-- Stated exercise --
Below are the records; pull every line that includes "ÄRZTEBLATT".

========================================================================

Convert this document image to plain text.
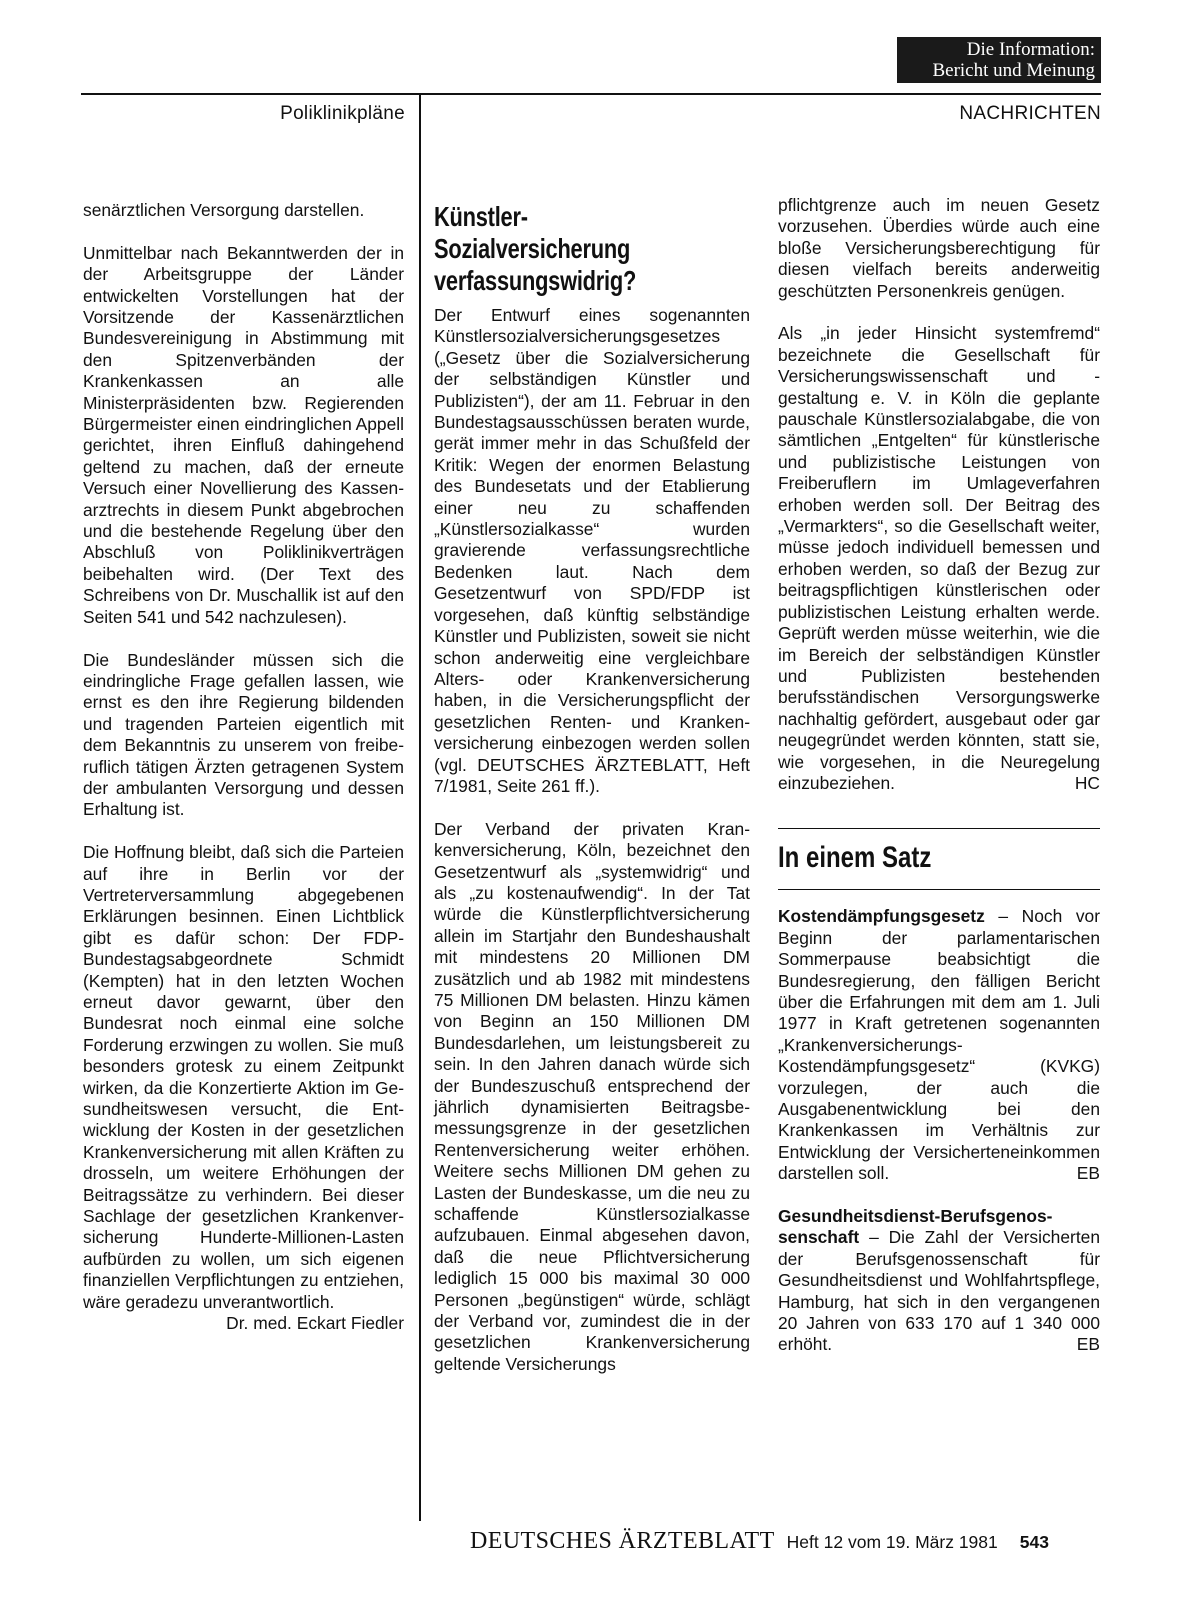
Die Information:
Bericht und Meinung
Poliklinikpläne	NACHRICHTEN

senärztlichen Versorgung darstellen.

Unmittelbar nach Bekanntwerden der in der Arbeitsgruppe der Länder entwickelten Vorstellungen hat der Vorsitzende der Kassenärztlichen Bundesvereinigung in Abstimmung mit den Spitzenverbänden der Krankenkassen an alle Ministerpräsidenten bzw. Regierenden Bürgermeister einen eindringlichen Appell gerichtet, ihren Einfluß dahingehend geltend zu machen, daß der erneute Versuch einer Novellierung des Kassenarztrechts in diesem Punkt abgebrochen und die bestehende Regelung über den Abschluß von Poliklinikverträgen beibehalten wird. (Der Text des Schreibens von Dr. Muschallik ist auf den Seiten 541 und 542 nachzulesen).

Die Bundesländer müssen sich die eindringliche Frage gefallen lassen, wie ernst es den ihre Regierung bildenden und tragenden Parteien eigentlich mit dem Bekanntnis zu unserem von freiberuflich tätigen Ärzten getragenen System der ambulanten Versorgung und dessen Erhaltung ist.

Die Hoffnung bleibt, daß sich die Parteien auf ihre in Berlin vor der Vertreterversammlung abgegebenen Erklärungen besinnen. Einen Lichtblick gibt es dafür schon: Der FDP-Bundestagsabgeordnete Schmidt (Kempten) hat in den letzten Wochen erneut davor gewarnt, über den Bundesrat noch einmal eine solche Forderung erzwingen zu wollen. Sie muß besonders grotesk zu einem Zeitpunkt wirken, da die Konzertierte Aktion im Gesundheitswesen versucht, die Entwicklung der Kosten in der gesetzlichen Krankenversicherung mit allen Kräften zu drosseln, um weitere Erhöhungen der Beitragssätze zu verhindern. Bei dieser Sachlage der gesetzlichen Krankenversicherung Hunderte-Millionen-Lasten aufbürden zu wollen, um sich eigenen finanziellen Verpflichtungen zu entziehen, wäre geradezu unverantwortlich.

Dr. med. Eckart Fiedler
Künstler-
Sozialversicherung
verfassungswidrig?

Der Entwurf eines sogenannten Künstlersozialversicherungsgesetzes („Gesetz über die Sozialversicherung der selbständigen Künstler und Publizisten“), der am 11. Februar in den Bundestagsausschüssen beraten wurde, gerät immer mehr in das Schußfeld der Kritik: Wegen der enormen Belastung des Bundesetats und der Etablierung einer neu zu schaffenden „Künstlersozialkasse“ wurden gravierende verfassungsrechtliche Bedenken laut. Nach dem Gesetzentwurf von SPD/FDP ist vorgesehen, daß künftig selbständige Künstler und Publizisten, soweit sie nicht schon anderweitig eine vergleichbare Alters- oder Krankenversicherung haben, in die Versicherungspflicht der gesetzlichen Renten- und Krankenversicherung einbezogen werden sollen (vgl. DEUTSCHES ÄRZTEBLATT, Heft 7/1981, Seite 261 ff.).

Der Verband der privaten Krankenversicherung, Köln, bezeichnet den Gesetzentwurf als „systemwidrig“ und als „zu kostenaufwendig“. In der Tat würde die Künstlerpflichtversicherung allein im Startjahr den Bundeshaushalt mit mindestens 20 Millionen DM zusätzlich und ab 1982 mit mindestens 75 Millionen DM belasten. Hinzu kämen von Beginn an 150 Millionen DM Bundesdarlehen, um leistungsbereit zu sein. In den Jahren danach würde sich der Bundeszuschuß entsprechend der jährlich dynamisierten Beitragsbemessungsgrenze in der gesetzlichen Rentenversicherung weiter erhöhen. Weitere sechs Millionen DM gehen zu Lasten der Bundeskasse, um die neu zu schaffende Künstlersozialkasse aufzubauen. Einmal abgesehen davon, daß die neue Pflichtversicherung lediglich 15 000 bis maximal 30 000 Personen „begünstigen“ würde, schlägt der Verband vor, zumindest die in der gesetzlichen Krankenversicherung geltende Versicherungs

pflichtgrenze auch im neuen Gesetz vorzusehen. Überdies würde auch eine bloße Versicherungsberechtigung für diesen vielfach bereits anderweitig geschützten Personenkreis genügen.

Als „in jeder Hinsicht systemfremd“ bezeichnete die Gesellschaft für Versicherungswissenschaft und -gestaltung e. V. in Köln die geplante pauschale Künstlersozialabgabe, die von sämtlichen „Entgelten“ für künstlerische und publizistische Leistungen von Freiberuflern im Umlageverfahren erhoben werden soll. Der Beitrag des „Vermarkters“, so die Gesellschaft weiter, müsse jedoch individuell bemessen und erhoben werden, so daß der Bezug zur beitragspflichtigen künstlerischen oder publizistischen Leistung erhalten werde. Geprüft werden müsse weiterhin, wie die im Bereich der selbständigen Künstler und Publizisten bestehenden berufsständischen Versorgungswerke nachhaltig gefördert, ausgebaut oder gar neugegründet werden könnten, statt sie, wie vorgesehen, in die Neuregelung einzubeziehen.	HC

In einem Satz

Kostendämpfungsgesetz – Noch vor Beginn der parlamentarischen Sommerpause beabsichtigt die Bundesregierung, den fälligen Bericht über die Erfahrungen mit dem am 1. Juli 1977 in Kraft getretenen sogenannten „Krankenversicherungs-Kostendämpfungsgesetz“ (KVKG) vorzulegen, der auch die Ausgabenentwicklung bei den Krankenkassen im Verhältnis zur Entwicklung der Versicherteneinkommen darstellen soll.	EB

Gesundheitsdienst-Berufsgenossenschaft – Die Zahl der Versicherten der Berufsgenossenschaft für Gesundheitsdienst und Wohlfahrtspflege, Hamburg, hat sich in den vergangenen 20 Jahren von 633 170 auf 1 340 000 erhöht.	EB

DEUTSCHES ÄRZTEBLATT Heft 12 vom 19. März 1981 543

========================================================================

-- Task response --
Der Entwurf eines sogenannten Künstlersozialversicherungsgesetzes („Gesetz über die Sozialversicherung der selbständigen Künstler und Publizisten“), der am 11. Februar in den Bundestagsausschüssen beraten wurde, gerät immer mehr in das Schußfeld der Kritik: Wegen der enormen Belastung des Bundesetats und der Etablierung einer neu zu schaffenden „Künstlersozialkasse“ wurden gravierende verfassungsrechtliche Bedenken laut. Nach dem Gesetzentwurf von SPD/FDP ist vorgesehen, daß künftig selbständige Künstler und Publizisten, soweit sie nicht schon anderweitig eine vergleichbare Alters- oder Krankenversicherung haben, in die Versicherungspflicht der gesetzlichen Renten- und Krankenversicherung einbezogen werden sollen (vgl. DEUTSCHES ÄRZTEBLATT, Heft 7/1981, Seite 261 ff.).
DEUTSCHES ÄRZTEBLATT Heft 12 vom 19. März 1981 543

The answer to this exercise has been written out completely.